**WHAT TO WORK ON**
Exclude all pictures, then copy each of the records exactly as written.

**Stored records**
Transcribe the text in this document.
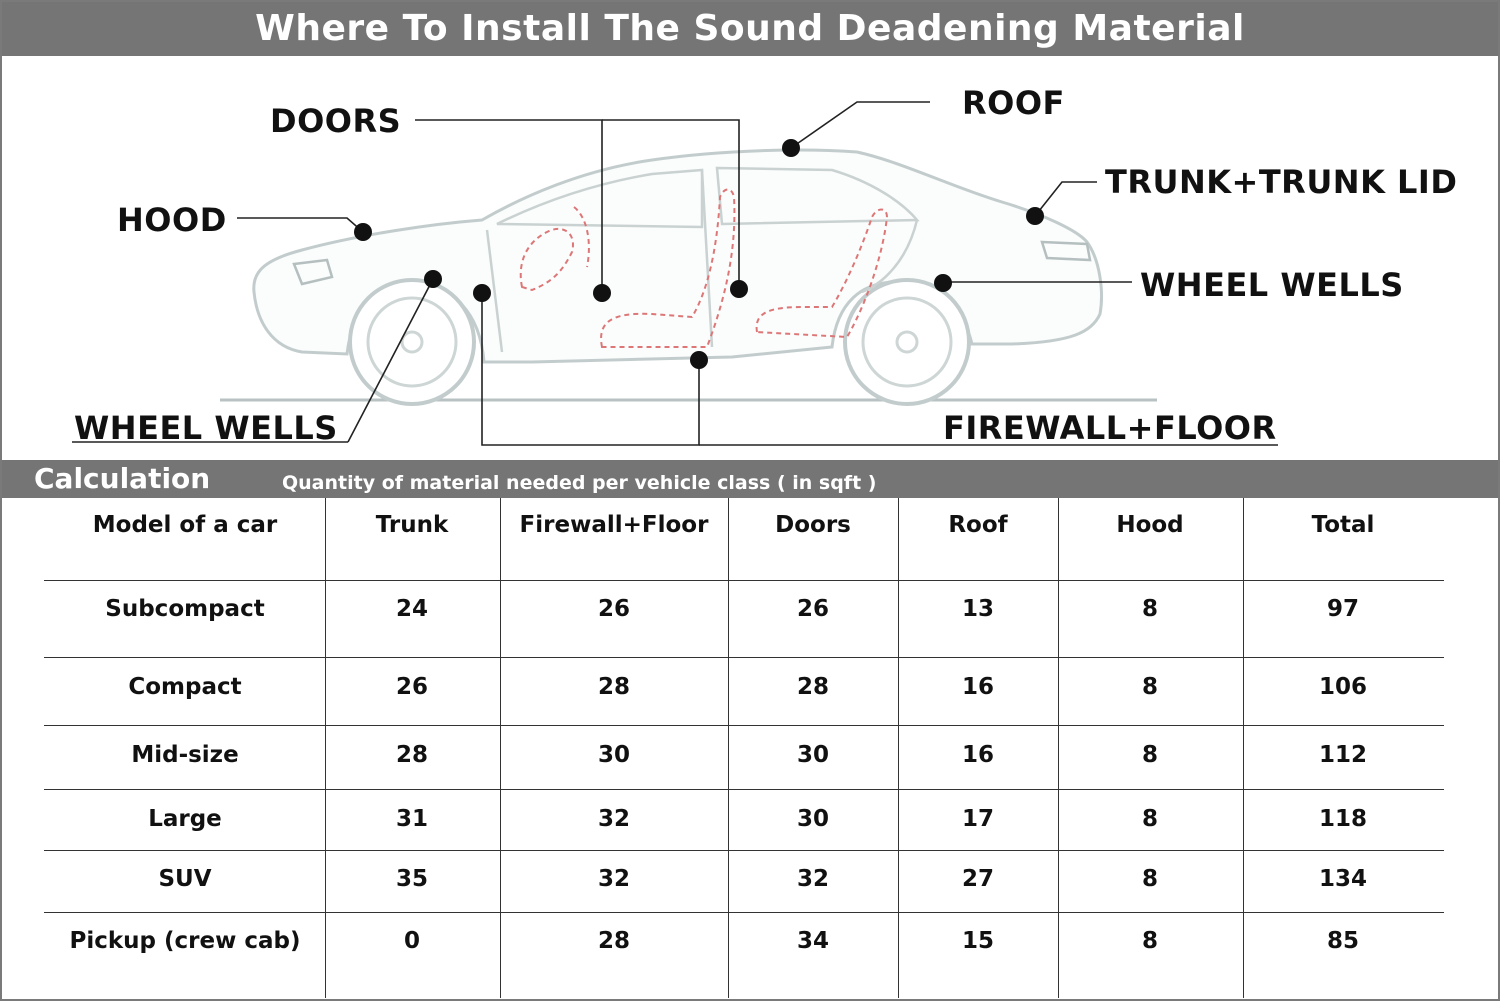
Where To Install The Sound Deadening Material
DOORS	ROOF
HOOD
TRUNK+TRUNK LID
WHEEL WELLS
WHEEL WELLS	FIREWALL+FLOOR
Calculation	Quantity of material needed per vehicle class ( in sqft )
Model of a car	Trunk	Firewall+Floor	Doors	Roof	Hood	Total
Subcompact	24	26	26	13	8	97
Compact	26	28	28	16	8	106
Mid-size	28	30	30	16	8	112
Large	31	32	30	17	8	118
SUV	35	32	32	27	8	134
Pickup (crew cab)	0	28	34	15	8	85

**SOLUTION TO THE PROBLEM**
Transcribe the text in this document.
Where To Install The Sound Deadening Material
DOORS	ROOF
HOOD
TRUNK+TRUNK LID
WHEEL WELLS
WHEEL WELLS	FIREWALL+FLOOR
Calculation	Quantity of material needed per vehicle class ( in sqft )
Model of a car	Trunk	Firewall+Floor	Doors	Roof	Hood	Total
Subcompact	24	26	26	13	8	97
Compact	26	28	28	16	8	106
Mid-size	28	30	30	16	8	112
Large	31	32	30	17	8	118
SUV	35	32	32	27	8	134
Pickup (crew cab)	0	28	34	15	8	85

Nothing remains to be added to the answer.